= Instructions to follow =
Repeat the listing in full, word for word.

* * * * *

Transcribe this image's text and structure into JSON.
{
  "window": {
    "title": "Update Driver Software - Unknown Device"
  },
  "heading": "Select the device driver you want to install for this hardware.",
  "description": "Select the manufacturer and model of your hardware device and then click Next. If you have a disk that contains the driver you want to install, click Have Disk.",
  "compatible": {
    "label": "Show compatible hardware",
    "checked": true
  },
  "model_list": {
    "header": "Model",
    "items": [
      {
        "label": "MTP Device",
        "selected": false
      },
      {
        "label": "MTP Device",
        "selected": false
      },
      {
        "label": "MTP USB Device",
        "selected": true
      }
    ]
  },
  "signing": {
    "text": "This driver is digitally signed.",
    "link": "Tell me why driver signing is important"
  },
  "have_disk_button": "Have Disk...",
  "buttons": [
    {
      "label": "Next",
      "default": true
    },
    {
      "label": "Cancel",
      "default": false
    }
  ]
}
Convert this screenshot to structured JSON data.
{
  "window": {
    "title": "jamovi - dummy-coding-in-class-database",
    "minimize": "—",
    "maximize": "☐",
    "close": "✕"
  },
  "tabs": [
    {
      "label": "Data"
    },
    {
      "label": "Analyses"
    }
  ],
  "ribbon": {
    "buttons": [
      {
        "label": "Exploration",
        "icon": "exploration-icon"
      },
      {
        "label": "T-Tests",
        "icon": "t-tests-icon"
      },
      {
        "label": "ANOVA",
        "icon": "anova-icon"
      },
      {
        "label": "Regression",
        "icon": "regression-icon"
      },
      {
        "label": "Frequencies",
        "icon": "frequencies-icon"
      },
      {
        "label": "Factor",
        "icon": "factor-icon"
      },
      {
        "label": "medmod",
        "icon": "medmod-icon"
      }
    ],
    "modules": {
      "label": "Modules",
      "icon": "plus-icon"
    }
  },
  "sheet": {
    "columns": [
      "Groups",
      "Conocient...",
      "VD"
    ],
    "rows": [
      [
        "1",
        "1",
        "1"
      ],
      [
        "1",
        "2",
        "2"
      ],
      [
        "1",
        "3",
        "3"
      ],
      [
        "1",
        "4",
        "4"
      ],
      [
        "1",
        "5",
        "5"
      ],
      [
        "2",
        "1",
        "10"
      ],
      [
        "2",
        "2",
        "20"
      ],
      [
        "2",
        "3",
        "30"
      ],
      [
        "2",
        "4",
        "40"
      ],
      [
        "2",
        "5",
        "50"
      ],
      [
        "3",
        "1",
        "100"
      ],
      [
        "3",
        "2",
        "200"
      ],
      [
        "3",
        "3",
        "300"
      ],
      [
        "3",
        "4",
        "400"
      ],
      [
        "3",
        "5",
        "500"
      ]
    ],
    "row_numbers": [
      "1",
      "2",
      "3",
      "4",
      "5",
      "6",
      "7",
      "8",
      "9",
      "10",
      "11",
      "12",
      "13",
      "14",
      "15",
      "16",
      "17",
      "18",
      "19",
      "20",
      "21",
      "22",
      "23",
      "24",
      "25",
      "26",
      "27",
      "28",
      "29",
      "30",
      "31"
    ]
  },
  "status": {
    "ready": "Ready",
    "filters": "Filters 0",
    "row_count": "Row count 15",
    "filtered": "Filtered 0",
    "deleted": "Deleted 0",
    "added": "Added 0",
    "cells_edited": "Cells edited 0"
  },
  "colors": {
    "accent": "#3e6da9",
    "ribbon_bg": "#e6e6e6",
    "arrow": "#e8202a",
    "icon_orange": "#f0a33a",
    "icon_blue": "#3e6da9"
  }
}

* * * * *

= Problem solution =
Transcribe this image's text and structure into JSON.
{
  "window": {
    "title": "Update Driver Software - Unknown Device"
  },
  "heading": "Select the device driver you want to install for this hardware.",
  "description": "Select the manufacturer and model of your hardware device and then click Next. If you have a disk that contains the driver you want to install, click Have Disk.",
  "compatible": {
    "label": "Show compatible hardware",
    "checked": true
  },
  "model_list": {
    "header": "Model",
    "items": [
      {
        "label": "MTP Device",
        "selected": false
      },
      {
        "label": "MTP Device",
        "selected": false
      },
      {
        "label": "MTP USB Device",
        "selected": true
      }
    ]
  },
  "signing": {
    "text": "This driver is digitally signed.",
    "link": "Tell me why driver signing is important"
  },
  "have_disk_button": "Have Disk...",
  "buttons": [
    {
      "label": "Next",
      "default": true
    },
    {
      "label": "Cancel",
      "default": false
    }
  ]
}
Convert this screenshot to structured JSON data.
{
  "window": {
    "title": "jamovi - dummy-coding-in-class-database",
    "minimize": "—",
    "maximize": "☐",
    "close": "✕"
  },
  "tabs": [
    {
      "label": "Data"
    },
    {
      "label": "Analyses"
    }
  ],
  "ribbon": {
    "buttons": [
      {
        "label": "Exploration",
        "icon": "exploration-icon"
      },
      {
        "label": "T-Tests",
        "icon": "t-tests-icon"
      },
      {
        "label": "ANOVA",
        "icon": "anova-icon"
      },
      {
        "label": "Regression",
        "icon": "regression-icon"
      },
      {
        "label": "Frequencies",
        "icon": "frequencies-icon"
      },
      {
        "label": "Factor",
        "icon": "factor-icon"
      },
      {
        "label": "medmod",
        "icon": "medmod-icon"
      }
    ],
    "modules": {
      "label": "Modules",
      "icon": "plus-icon"
    }
  },
  "sheet": {
    "columns": [
      "Groups",
      "Conocient...",
      "VD"
    ],
    "rows": [
      [
        "1",
        "1",
        "1"
      ],
      [
        "1",
        "2",
        "2"
      ],
      [
        "1",
        "3",
        "3"
      ],
      [
        "1",
        "4",
        "4"
      ],
      [
        "1",
        "5",
        "5"
      ],
      [
        "2",
        "1",
        "10"
      ],
      [
        "2",
        "2",
        "20"
      ],
      [
        "2",
        "3",
        "30"
      ],
      [
        "2",
        "4",
        "40"
      ],
      [
        "2",
        "5",
        "50"
      ],
      [
        "3",
        "1",
        "100"
      ],
      [
        "3",
        "2",
        "200"
      ],
      [
        "3",
        "3",
        "300"
      ],
      [
        "3",
        "4",
        "400"
      ],
      [
        "3",
        "5",
        "500"
      ]
    ],
    "row_numbers": [
      "1",
      "2",
      "3",
      "4",
      "5",
      "6",
      "7",
      "8",
      "9",
      "10",
      "11",
      "12",
      "13",
      "14",
      "15",
      "16",
      "17",
      "18",
      "19",
      "20",
      "21",
      "22",
      "23",
      "24",
      "25",
      "26",
      "27",
      "28",
      "29",
      "30",
      "31"
    ]
  },
  "status": {
    "ready": "Ready",
    "filters": "Filters 0",
    "row_count": "Row count 15",
    "filtered": "Filtered 0",
    "deleted": "Deleted 0",
    "added": "Added 0",
    "cells_edited": "Cells edited 0"
  },
  "colors": {
    "accent": "#3e6da9",
    "ribbon_bg": "#e6e6e6",
    "arrow": "#e8202a",
    "icon_orange": "#f0a33a",
    "icon_blue": "#3e6da9"
  }
}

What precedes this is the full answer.